THE INPUT:
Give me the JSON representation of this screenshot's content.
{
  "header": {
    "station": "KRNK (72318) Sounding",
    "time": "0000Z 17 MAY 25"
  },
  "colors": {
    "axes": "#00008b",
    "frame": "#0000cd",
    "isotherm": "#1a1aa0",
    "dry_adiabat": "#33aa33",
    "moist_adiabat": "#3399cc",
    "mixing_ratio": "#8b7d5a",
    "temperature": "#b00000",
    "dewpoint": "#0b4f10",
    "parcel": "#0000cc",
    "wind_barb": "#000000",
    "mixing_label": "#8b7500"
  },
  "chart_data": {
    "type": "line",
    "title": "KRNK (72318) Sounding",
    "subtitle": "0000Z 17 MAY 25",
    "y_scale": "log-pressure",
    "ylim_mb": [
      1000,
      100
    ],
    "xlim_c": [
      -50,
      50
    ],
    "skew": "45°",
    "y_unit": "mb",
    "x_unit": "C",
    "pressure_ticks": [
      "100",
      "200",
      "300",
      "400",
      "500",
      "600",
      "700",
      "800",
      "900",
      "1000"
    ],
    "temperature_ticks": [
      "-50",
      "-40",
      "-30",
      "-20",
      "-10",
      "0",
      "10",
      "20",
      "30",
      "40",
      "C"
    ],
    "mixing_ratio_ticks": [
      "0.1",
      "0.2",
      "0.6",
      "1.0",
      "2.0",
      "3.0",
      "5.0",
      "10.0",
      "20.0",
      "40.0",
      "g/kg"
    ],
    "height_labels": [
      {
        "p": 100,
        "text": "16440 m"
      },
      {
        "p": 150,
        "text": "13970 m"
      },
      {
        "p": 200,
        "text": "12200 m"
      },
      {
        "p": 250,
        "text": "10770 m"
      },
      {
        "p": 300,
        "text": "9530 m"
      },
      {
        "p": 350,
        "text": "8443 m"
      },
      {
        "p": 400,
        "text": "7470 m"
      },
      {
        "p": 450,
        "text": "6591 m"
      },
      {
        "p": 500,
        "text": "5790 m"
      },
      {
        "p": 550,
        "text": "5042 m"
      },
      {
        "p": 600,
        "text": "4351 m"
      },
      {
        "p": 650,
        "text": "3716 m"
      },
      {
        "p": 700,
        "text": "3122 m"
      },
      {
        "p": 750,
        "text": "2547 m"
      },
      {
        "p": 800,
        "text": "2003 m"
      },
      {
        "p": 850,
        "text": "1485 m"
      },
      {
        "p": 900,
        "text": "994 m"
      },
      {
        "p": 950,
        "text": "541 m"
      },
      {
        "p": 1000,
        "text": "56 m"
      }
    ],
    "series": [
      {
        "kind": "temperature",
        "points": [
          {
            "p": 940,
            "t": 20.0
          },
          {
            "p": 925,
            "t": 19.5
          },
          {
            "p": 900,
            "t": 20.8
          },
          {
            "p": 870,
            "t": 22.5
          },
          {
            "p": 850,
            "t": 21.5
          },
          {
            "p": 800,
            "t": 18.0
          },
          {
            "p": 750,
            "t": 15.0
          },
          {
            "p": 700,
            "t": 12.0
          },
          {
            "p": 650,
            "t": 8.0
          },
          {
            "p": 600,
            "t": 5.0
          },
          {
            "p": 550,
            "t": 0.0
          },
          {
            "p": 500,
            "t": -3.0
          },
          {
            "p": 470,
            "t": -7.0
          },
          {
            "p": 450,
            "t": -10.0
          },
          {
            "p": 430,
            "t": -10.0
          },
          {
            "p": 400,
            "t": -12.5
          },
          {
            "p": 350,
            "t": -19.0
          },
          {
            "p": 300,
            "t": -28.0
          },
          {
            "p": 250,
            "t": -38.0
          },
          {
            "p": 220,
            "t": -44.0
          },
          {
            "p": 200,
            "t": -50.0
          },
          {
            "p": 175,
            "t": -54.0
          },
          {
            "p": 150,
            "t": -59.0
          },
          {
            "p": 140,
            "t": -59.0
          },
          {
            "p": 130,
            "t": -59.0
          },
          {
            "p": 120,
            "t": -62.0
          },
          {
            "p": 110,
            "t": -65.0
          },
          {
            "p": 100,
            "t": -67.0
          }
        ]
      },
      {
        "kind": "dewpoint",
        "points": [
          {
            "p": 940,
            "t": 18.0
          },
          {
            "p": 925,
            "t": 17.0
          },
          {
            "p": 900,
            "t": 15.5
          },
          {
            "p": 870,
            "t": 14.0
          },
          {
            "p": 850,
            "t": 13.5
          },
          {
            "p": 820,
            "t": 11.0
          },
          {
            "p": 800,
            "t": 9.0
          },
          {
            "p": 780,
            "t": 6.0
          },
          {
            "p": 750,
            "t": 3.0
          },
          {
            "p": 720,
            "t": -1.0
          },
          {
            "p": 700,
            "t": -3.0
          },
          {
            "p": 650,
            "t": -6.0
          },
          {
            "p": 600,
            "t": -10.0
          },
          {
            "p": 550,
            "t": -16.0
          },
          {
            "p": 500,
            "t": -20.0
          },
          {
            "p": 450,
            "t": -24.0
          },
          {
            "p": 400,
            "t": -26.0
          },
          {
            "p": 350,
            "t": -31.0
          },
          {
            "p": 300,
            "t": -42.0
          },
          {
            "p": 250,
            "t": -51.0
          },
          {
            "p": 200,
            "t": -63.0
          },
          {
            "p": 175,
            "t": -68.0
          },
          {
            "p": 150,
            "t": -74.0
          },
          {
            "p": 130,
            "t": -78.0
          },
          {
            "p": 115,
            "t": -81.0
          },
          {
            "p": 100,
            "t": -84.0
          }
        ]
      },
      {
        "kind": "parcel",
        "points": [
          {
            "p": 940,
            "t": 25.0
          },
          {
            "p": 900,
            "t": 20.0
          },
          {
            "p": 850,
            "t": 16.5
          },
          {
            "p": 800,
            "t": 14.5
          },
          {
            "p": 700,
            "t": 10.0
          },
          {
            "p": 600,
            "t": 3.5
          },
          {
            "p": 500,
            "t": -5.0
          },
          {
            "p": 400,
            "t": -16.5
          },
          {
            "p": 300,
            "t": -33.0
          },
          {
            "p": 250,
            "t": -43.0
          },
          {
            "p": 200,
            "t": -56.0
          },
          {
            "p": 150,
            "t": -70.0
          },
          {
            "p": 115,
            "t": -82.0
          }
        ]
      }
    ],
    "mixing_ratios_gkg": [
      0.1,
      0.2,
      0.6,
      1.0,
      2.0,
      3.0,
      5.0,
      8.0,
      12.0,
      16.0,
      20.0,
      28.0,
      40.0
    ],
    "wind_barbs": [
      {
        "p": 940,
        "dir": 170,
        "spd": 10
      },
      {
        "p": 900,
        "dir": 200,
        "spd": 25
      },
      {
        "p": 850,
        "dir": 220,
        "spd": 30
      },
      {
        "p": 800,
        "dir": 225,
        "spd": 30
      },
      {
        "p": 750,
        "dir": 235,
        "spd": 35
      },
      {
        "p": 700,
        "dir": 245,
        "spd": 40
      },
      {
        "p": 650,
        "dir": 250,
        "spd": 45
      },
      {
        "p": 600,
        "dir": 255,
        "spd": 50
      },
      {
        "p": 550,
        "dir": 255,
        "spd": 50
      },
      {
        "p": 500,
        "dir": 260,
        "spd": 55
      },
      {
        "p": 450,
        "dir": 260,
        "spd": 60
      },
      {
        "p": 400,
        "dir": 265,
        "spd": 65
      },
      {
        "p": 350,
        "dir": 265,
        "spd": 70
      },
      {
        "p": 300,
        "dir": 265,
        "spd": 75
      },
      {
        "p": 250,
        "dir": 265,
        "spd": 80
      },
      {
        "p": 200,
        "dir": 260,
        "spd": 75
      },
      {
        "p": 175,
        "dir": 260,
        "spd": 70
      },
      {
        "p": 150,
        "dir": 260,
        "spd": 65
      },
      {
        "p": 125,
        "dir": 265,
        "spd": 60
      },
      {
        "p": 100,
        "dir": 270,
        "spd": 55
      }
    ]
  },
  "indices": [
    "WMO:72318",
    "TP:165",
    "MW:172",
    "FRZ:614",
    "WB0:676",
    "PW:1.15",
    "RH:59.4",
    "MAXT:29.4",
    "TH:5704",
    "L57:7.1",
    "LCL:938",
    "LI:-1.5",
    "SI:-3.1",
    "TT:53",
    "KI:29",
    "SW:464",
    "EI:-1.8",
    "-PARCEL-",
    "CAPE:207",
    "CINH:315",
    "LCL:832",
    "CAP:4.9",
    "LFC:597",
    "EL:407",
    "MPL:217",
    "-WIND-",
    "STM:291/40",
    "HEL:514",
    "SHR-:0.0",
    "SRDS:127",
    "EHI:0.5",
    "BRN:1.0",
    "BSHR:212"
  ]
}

GIVEN REQUEST: Show the lines from the data above that contain the string "kind".

COMPLETED EXERCISE:
        "kind": "temperature",
        "kind": "dewpoint",
        "kind": "parcel",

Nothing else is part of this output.